__Extracted information__:
——————

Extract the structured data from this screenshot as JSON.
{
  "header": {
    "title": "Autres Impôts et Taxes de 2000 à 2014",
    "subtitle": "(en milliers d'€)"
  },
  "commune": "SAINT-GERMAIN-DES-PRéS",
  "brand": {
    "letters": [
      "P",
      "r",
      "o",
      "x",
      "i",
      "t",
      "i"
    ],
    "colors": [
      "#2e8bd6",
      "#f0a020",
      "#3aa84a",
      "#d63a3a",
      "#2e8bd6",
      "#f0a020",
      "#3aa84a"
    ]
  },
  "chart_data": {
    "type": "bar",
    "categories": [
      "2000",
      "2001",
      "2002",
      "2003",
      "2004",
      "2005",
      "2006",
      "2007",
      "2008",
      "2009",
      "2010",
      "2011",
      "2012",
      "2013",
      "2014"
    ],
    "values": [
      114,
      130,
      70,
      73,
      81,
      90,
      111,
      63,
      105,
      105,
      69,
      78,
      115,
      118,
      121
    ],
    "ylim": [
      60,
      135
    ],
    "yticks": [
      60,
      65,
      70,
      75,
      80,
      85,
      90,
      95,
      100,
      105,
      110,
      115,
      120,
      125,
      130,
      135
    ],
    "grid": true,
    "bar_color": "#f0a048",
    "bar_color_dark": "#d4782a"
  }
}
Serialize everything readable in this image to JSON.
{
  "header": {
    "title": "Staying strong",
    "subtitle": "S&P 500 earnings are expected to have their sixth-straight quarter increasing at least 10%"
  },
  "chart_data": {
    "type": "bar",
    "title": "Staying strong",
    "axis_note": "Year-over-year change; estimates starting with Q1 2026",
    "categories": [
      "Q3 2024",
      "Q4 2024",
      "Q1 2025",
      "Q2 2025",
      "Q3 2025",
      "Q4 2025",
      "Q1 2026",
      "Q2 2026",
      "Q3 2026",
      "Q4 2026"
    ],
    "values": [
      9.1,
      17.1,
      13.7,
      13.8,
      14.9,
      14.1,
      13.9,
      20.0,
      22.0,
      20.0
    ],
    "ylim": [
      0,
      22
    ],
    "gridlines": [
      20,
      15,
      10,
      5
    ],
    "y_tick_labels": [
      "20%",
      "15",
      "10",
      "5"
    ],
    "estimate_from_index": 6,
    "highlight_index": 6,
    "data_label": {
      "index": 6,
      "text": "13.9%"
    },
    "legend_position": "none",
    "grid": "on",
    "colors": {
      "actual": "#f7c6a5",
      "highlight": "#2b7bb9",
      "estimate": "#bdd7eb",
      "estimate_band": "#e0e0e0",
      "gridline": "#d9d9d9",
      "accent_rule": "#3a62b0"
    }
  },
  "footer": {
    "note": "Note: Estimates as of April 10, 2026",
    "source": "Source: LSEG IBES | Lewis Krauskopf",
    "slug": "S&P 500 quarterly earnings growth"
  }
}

——————

__Required work__:
Set down every line of the listing above again, exactly as given.

__Final result__:
Extract the structured data from this screenshot as JSON.
{
  "header": {
    "title": "Autres Impôts et Taxes de 2000 à 2014",
    "subtitle": "(en milliers d'€)"
  },
  "commune": "SAINT-GERMAIN-DES-PRéS",
  "brand": {
    "letters": [
      "P",
      "r",
      "o",
      "x",
      "i",
      "t",
      "i"
    ],
    "colors": [
      "#2e8bd6",
      "#f0a020",
      "#3aa84a",
      "#d63a3a",
      "#2e8bd6",
      "#f0a020",
      "#3aa84a"
    ]
  },
  "chart_data": {
    "type": "bar",
    "categories": [
      "2000",
      "2001",
      "2002",
      "2003",
      "2004",
      "2005",
      "2006",
      "2007",
      "2008",
      "2009",
      "2010",
      "2011",
      "2012",
      "2013",
      "2014"
    ],
    "values": [
      114,
      130,
      70,
      73,
      81,
      90,
      111,
      63,
      105,
      105,
      69,
      78,
      115,
      118,
      121
    ],
    "ylim": [
      60,
      135
    ],
    "yticks": [
      60,
      65,
      70,
      75,
      80,
      85,
      90,
      95,
      100,
      105,
      110,
      115,
      120,
      125,
      130,
      135
    ],
    "grid": true,
    "bar_color": "#f0a048",
    "bar_color_dark": "#d4782a"
  }
}
Serialize everything readable in this image to JSON.
{
  "header": {
    "title": "Staying strong",
    "subtitle": "S&P 500 earnings are expected to have their sixth-straight quarter increasing at least 10%"
  },
  "chart_data": {
    "type": "bar",
    "title": "Staying strong",
    "axis_note": "Year-over-year change; estimates starting with Q1 2026",
    "categories": [
      "Q3 2024",
      "Q4 2024",
      "Q1 2025",
      "Q2 2025",
      "Q3 2025",
      "Q4 2025",
      "Q1 2026",
      "Q2 2026",
      "Q3 2026",
      "Q4 2026"
    ],
    "values": [
      9.1,
      17.1,
      13.7,
      13.8,
      14.9,
      14.1,
      13.9,
      20.0,
      22.0,
      20.0
    ],
    "ylim": [
      0,
      22
    ],
    "gridlines": [
      20,
      15,
      10,
      5
    ],
    "y_tick_labels": [
      "20%",
      "15",
      "10",
      "5"
    ],
    "estimate_from_index": 6,
    "highlight_index": 6,
    "data_label": {
      "index": 6,
      "text": "13.9%"
    },
    "legend_position": "none",
    "grid": "on",
    "colors": {
      "actual": "#f7c6a5",
      "highlight": "#2b7bb9",
      "estimate": "#bdd7eb",
      "estimate_band": "#e0e0e0",
      "gridline": "#d9d9d9",
      "accent_rule": "#3a62b0"
    }
  },
  "footer": {
    "note": "Note: Estimates as of April 10, 2026",
    "source": "Source: LSEG IBES | Lewis Krauskopf",
    "slug": "S&P 500 quarterly earnings growth"
  }
}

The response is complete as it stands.